▶ Prompt
Return all the data, word for word.

▶ Figure collection entries
···
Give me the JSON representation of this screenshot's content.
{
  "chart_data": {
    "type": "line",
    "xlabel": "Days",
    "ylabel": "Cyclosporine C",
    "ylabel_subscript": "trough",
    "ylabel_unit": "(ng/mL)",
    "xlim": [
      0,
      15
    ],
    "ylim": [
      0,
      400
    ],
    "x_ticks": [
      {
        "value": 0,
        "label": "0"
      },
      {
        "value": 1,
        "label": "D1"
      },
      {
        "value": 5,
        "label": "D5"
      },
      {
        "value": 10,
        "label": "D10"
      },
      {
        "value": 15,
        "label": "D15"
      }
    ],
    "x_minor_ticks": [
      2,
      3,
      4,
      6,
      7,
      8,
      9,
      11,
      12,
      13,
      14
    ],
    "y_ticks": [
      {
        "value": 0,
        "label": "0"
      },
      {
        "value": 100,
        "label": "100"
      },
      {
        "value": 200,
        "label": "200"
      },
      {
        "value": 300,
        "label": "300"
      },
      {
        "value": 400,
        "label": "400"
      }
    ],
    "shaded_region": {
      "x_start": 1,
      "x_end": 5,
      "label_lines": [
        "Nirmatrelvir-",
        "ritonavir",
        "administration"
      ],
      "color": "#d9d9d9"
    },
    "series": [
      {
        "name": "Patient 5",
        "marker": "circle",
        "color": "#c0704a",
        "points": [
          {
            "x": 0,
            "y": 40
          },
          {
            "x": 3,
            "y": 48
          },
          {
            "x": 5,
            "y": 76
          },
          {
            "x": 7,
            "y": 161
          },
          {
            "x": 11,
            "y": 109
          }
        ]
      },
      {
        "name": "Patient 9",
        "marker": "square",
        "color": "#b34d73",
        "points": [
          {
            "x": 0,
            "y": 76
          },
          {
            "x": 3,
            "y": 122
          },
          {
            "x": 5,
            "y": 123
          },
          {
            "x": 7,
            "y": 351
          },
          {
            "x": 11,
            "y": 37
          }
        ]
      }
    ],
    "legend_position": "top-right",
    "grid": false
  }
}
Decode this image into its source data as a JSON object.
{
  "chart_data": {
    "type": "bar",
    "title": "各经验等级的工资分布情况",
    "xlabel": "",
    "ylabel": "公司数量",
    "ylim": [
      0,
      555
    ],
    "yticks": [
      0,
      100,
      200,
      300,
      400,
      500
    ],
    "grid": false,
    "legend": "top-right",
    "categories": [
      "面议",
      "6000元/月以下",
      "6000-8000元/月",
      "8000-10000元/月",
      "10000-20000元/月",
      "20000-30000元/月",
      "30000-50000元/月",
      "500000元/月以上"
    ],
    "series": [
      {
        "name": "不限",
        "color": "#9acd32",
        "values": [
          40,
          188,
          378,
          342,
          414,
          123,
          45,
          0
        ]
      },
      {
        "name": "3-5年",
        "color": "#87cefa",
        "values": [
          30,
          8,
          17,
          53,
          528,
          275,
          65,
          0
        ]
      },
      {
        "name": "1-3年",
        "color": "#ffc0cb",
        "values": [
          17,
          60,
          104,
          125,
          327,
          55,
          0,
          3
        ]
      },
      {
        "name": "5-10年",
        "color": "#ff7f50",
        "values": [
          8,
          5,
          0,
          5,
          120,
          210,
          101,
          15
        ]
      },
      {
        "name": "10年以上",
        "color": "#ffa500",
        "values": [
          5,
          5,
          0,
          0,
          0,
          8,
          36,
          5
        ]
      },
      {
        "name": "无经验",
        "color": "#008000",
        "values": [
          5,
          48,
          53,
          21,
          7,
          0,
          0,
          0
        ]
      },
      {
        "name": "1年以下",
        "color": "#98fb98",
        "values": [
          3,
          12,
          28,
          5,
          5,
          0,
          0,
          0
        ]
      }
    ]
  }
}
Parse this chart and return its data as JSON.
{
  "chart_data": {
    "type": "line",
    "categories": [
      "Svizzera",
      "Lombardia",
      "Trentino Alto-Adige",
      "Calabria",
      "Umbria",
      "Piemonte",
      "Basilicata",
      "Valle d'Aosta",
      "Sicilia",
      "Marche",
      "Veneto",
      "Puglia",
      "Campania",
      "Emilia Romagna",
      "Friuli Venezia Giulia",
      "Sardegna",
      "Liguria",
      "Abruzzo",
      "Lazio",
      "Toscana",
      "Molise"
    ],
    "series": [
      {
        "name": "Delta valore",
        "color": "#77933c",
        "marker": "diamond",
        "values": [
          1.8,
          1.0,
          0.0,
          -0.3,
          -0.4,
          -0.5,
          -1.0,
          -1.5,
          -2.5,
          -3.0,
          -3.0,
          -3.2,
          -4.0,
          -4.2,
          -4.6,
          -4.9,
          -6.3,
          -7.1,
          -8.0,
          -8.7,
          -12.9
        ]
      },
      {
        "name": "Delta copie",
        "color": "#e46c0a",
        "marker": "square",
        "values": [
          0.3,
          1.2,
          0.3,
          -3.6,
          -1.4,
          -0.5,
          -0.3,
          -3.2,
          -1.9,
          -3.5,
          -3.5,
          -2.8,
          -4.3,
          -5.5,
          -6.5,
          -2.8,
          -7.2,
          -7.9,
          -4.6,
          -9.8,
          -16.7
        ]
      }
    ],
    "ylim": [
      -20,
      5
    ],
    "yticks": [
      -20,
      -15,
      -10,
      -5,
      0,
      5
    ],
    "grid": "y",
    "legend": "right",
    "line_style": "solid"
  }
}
···
▶ Solution to the problem
Give me the JSON representation of this screenshot's content.
{
  "chart_data": {
    "type": "line",
    "xlabel": "Days",
    "ylabel": "Cyclosporine C",
    "ylabel_subscript": "trough",
    "ylabel_unit": "(ng/mL)",
    "xlim": [
      0,
      15
    ],
    "ylim": [
      0,
      400
    ],
    "x_ticks": [
      {
        "value": 0,
        "label": "0"
      },
      {
        "value": 1,
        "label": "D1"
      },
      {
        "value": 5,
        "label": "D5"
      },
      {
        "value": 10,
        "label": "D10"
      },
      {
        "value": 15,
        "label": "D15"
      }
    ],
    "x_minor_ticks": [
      2,
      3,
      4,
      6,
      7,
      8,
      9,
      11,
      12,
      13,
      14
    ],
    "y_ticks": [
      {
        "value": 0,
        "label": "0"
      },
      {
        "value": 100,
        "label": "100"
      },
      {
        "value": 200,
        "label": "200"
      },
      {
        "value": 300,
        "label": "300"
      },
      {
        "value": 400,
        "label": "400"
      }
    ],
    "shaded_region": {
      "x_start": 1,
      "x_end": 5,
      "label_lines": [
        "Nirmatrelvir-",
        "ritonavir",
        "administration"
      ],
      "color": "#d9d9d9"
    },
    "series": [
      {
        "name": "Patient 5",
        "marker": "circle",
        "color": "#c0704a",
        "points": [
          {
            "x": 0,
            "y": 40
          },
          {
            "x": 3,
            "y": 48
          },
          {
            "x": 5,
            "y": 76
          },
          {
            "x": 7,
            "y": 161
          },
          {
            "x": 11,
            "y": 109
          }
        ]
      },
      {
        "name": "Patient 9",
        "marker": "square",
        "color": "#b34d73",
        "points": [
          {
            "x": 0,
            "y": 76
          },
          {
            "x": 3,
            "y": 122
          },
          {
            "x": 5,
            "y": 123
          },
          {
            "x": 7,
            "y": 351
          },
          {
            "x": 11,
            "y": 37
          }
        ]
      }
    ],
    "legend_position": "top-right",
    "grid": false
  }
}
Decode this image into its source data as a JSON object.
{
  "chart_data": {
    "type": "bar",
    "title": "各经验等级的工资分布情况",
    "xlabel": "",
    "ylabel": "公司数量",
    "ylim": [
      0,
      555
    ],
    "yticks": [
      0,
      100,
      200,
      300,
      400,
      500
    ],
    "grid": false,
    "legend": "top-right",
    "categories": [
      "面议",
      "6000元/月以下",
      "6000-8000元/月",
      "8000-10000元/月",
      "10000-20000元/月",
      "20000-30000元/月",
      "30000-50000元/月",
      "500000元/月以上"
    ],
    "series": [
      {
        "name": "不限",
        "color": "#9acd32",
        "values": [
          40,
          188,
          378,
          342,
          414,
          123,
          45,
          0
        ]
      },
      {
        "name": "3-5年",
        "color": "#87cefa",
        "values": [
          30,
          8,
          17,
          53,
          528,
          275,
          65,
          0
        ]
      },
      {
        "name": "1-3年",
        "color": "#ffc0cb",
        "values": [
          17,
          60,
          104,
          125,
          327,
          55,
          0,
          3
        ]
      },
      {
        "name": "5-10年",
        "color": "#ff7f50",
        "values": [
          8,
          5,
          0,
          5,
          120,
          210,
          101,
          15
        ]
      },
      {
        "name": "10年以上",
        "color": "#ffa500",
        "values": [
          5,
          5,
          0,
          0,
          0,
          8,
          36,
          5
        ]
      },
      {
        "name": "无经验",
        "color": "#008000",
        "values": [
          5,
          48,
          53,
          21,
          7,
          0,
          0,
          0
        ]
      },
      {
        "name": "1年以下",
        "color": "#98fb98",
        "values": [
          3,
          12,
          28,
          5,
          5,
          0,
          0,
          0
        ]
      }
    ]
  }
}
Parse this chart and return its data as JSON.
{
  "chart_data": {
    "type": "line",
    "categories": [
      "Svizzera",
      "Lombardia",
      "Trentino Alto-Adige",
      "Calabria",
      "Umbria",
      "Piemonte",
      "Basilicata",
      "Valle d'Aosta",
      "Sicilia",
      "Marche",
      "Veneto",
      "Puglia",
      "Campania",
      "Emilia Romagna",
      "Friuli Venezia Giulia",
      "Sardegna",
      "Liguria",
      "Abruzzo",
      "Lazio",
      "Toscana",
      "Molise"
    ],
    "series": [
      {
        "name": "Delta valore",
        "color": "#77933c",
        "marker": "diamond",
        "values": [
          1.8,
          1.0,
          0.0,
          -0.3,
          -0.4,
          -0.5,
          -1.0,
          -1.5,
          -2.5,
          -3.0,
          -3.0,
          -3.2,
          -4.0,
          -4.2,
          -4.6,
          -4.9,
          -6.3,
          -7.1,
          -8.0,
          -8.7,
          -12.9
        ]
      },
      {
        "name": "Delta copie",
        "color": "#e46c0a",
        "marker": "square",
        "values": [
          0.3,
          1.2,
          0.3,
          -3.6,
          -1.4,
          -0.5,
          -0.3,
          -3.2,
          -1.9,
          -3.5,
          -3.5,
          -2.8,
          -4.3,
          -5.5,
          -6.5,
          -2.8,
          -7.2,
          -7.9,
          -4.6,
          -9.8,
          -16.7
        ]
      }
    ],
    "ylim": [
      -20,
      5
    ],
    "yticks": [
      -20,
      -15,
      -10,
      -5,
      0,
      5
    ],
    "grid": "y",
    "legend": "right",
    "line_style": "solid"
  }
}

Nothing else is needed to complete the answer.